Every entry that follows needs to be repeated exactly.

Data in this exercise:
# # # # #

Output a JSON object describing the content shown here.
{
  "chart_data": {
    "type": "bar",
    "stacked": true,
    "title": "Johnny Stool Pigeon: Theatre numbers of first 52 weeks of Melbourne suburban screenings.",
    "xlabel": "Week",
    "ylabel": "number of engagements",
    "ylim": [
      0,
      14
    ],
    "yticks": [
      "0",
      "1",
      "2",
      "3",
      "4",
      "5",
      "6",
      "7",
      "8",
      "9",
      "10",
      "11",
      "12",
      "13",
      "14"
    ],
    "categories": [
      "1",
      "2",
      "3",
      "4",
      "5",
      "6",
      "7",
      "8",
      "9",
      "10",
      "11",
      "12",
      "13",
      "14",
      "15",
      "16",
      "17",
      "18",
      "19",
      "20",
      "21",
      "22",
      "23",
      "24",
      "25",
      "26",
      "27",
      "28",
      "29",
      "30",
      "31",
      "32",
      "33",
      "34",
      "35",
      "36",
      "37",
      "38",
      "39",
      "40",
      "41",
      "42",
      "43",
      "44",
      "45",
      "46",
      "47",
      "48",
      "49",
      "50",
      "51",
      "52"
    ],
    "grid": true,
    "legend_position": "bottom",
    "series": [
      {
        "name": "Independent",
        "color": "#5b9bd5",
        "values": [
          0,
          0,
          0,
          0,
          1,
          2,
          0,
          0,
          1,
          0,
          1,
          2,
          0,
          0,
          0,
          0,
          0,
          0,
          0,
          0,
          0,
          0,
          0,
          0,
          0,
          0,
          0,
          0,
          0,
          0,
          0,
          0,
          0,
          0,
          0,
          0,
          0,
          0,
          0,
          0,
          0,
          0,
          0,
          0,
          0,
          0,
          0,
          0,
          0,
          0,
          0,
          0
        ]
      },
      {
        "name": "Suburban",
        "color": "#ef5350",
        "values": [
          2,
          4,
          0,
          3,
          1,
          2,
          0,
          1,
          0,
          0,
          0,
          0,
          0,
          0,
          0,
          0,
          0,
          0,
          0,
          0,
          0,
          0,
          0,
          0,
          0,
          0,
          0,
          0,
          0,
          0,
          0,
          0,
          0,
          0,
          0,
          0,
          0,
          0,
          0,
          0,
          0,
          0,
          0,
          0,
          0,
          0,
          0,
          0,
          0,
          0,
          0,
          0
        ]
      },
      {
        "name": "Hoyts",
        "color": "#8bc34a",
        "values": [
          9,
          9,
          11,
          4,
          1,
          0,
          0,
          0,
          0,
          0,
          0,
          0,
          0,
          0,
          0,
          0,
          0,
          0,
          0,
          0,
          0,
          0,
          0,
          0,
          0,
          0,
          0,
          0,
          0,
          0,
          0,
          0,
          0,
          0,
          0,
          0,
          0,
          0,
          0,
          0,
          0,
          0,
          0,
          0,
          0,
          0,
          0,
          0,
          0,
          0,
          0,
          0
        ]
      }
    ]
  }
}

# # # # #

Answer to this exercise:
Output a JSON object describing the content shown here.
{
  "chart_data": {
    "type": "bar",
    "stacked": true,
    "title": "Johnny Stool Pigeon: Theatre numbers of first 52 weeks of Melbourne suburban screenings.",
    "xlabel": "Week",
    "ylabel": "number of engagements",
    "ylim": [
      0,
      14
    ],
    "yticks": [
      "0",
      "1",
      "2",
      "3",
      "4",
      "5",
      "6",
      "7",
      "8",
      "9",
      "10",
      "11",
      "12",
      "13",
      "14"
    ],
    "categories": [
      "1",
      "2",
      "3",
      "4",
      "5",
      "6",
      "7",
      "8",
      "9",
      "10",
      "11",
      "12",
      "13",
      "14",
      "15",
      "16",
      "17",
      "18",
      "19",
      "20",
      "21",
      "22",
      "23",
      "24",
      "25",
      "26",
      "27",
      "28",
      "29",
      "30",
      "31",
      "32",
      "33",
      "34",
      "35",
      "36",
      "37",
      "38",
      "39",
      "40",
      "41",
      "42",
      "43",
      "44",
      "45",
      "46",
      "47",
      "48",
      "49",
      "50",
      "51",
      "52"
    ],
    "grid": true,
    "legend_position": "bottom",
    "series": [
      {
        "name": "Independent",
        "color": "#5b9bd5",
        "values": [
          0,
          0,
          0,
          0,
          1,
          2,
          0,
          0,
          1,
          0,
          1,
          2,
          0,
          0,
          0,
          0,
          0,
          0,
          0,
          0,
          0,
          0,
          0,
          0,
          0,
          0,
          0,
          0,
          0,
          0,
          0,
          0,
          0,
          0,
          0,
          0,
          0,
          0,
          0,
          0,
          0,
          0,
          0,
          0,
          0,
          0,
          0,
          0,
          0,
          0,
          0,
          0
        ]
      },
      {
        "name": "Suburban",
        "color": "#ef5350",
        "values": [
          2,
          4,
          0,
          3,
          1,
          2,
          0,
          1,
          0,
          0,
          0,
          0,
          0,
          0,
          0,
          0,
          0,
          0,
          0,
          0,
          0,
          0,
          0,
          0,
          0,
          0,
          0,
          0,
          0,
          0,
          0,
          0,
          0,
          0,
          0,
          0,
          0,
          0,
          0,
          0,
          0,
          0,
          0,
          0,
          0,
          0,
          0,
          0,
          0,
          0,
          0,
          0
        ]
      },
      {
        "name": "Hoyts",
        "color": "#8bc34a",
        "values": [
          9,
          9,
          11,
          4,
          1,
          0,
          0,
          0,
          0,
          0,
          0,
          0,
          0,
          0,
          0,
          0,
          0,
          0,
          0,
          0,
          0,
          0,
          0,
          0,
          0,
          0,
          0,
          0,
          0,
          0,
          0,
          0,
          0,
          0,
          0,
          0,
          0,
          0,
          0,
          0,
          0,
          0,
          0,
          0,
          0,
          0,
          0,
          0,
          0,
          0,
          0,
          0
        ]
      }
    ]
  }
}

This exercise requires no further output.